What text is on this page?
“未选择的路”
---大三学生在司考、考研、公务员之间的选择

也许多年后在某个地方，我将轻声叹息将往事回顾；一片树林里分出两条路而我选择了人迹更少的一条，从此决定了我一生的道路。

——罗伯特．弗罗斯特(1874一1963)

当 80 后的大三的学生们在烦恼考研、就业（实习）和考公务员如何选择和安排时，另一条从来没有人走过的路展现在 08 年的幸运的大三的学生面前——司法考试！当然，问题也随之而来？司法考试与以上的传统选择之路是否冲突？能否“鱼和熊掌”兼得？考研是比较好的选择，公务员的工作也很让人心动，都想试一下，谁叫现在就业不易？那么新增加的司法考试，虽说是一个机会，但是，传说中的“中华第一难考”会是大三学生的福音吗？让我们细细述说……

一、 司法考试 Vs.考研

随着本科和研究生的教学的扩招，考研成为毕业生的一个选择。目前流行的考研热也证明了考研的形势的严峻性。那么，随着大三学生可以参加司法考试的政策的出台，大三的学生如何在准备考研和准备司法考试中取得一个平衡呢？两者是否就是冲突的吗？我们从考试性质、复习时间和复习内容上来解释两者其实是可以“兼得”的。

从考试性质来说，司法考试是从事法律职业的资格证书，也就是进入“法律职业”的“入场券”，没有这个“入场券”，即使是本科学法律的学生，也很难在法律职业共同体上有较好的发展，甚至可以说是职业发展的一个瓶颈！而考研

::::

TASK DETAILS:
Copy the material above, line for line.

SOLUTION TO THE EXERCISE:
What text is on this page?
“未选择的路”
---大三学生在司考、考研、公务员之间的选择

也许多年后在某个地方，我将轻声叹息将往事回顾；一片树林里分出两条路而我选择了人迹更少的一条，从此决定了我一生的道路。

——罗伯特．弗罗斯特(1874一1963)

当 80 后的大三的学生们在烦恼考研、就业（实习）和考公务员如何选择和安排时，另一条从来没有人走过的路展现在 08 年的幸运的大三的学生面前——司法考试！当然，问题也随之而来？司法考试与以上的传统选择之路是否冲突？能否“鱼和熊掌”兼得？考研是比较好的选择，公务员的工作也很让人心动，都想试一下，谁叫现在就业不易？那么新增加的司法考试，虽说是一个机会，但是，传说中的“中华第一难考”会是大三学生的福音吗？让我们细细述说……

一、 司法考试 Vs.考研

随着本科和研究生的教学的扩招，考研成为毕业生的一个选择。目前流行的考研热也证明了考研的形势的严峻性。那么，随着大三学生可以参加司法考试的政策的出台，大三的学生如何在准备考研和准备司法考试中取得一个平衡呢？两者是否就是冲突的吗？我们从考试性质、复习时间和复习内容上来解释两者其实是可以“兼得”的。

从考试性质来说，司法考试是从事法律职业的资格证书，也就是进入“法律职业”的“入场券”，没有这个“入场券”，即使是本科学法律的学生，也很难在法律职业共同体上有较好的发展，甚至可以说是职业发展的一个瓶颈！而考研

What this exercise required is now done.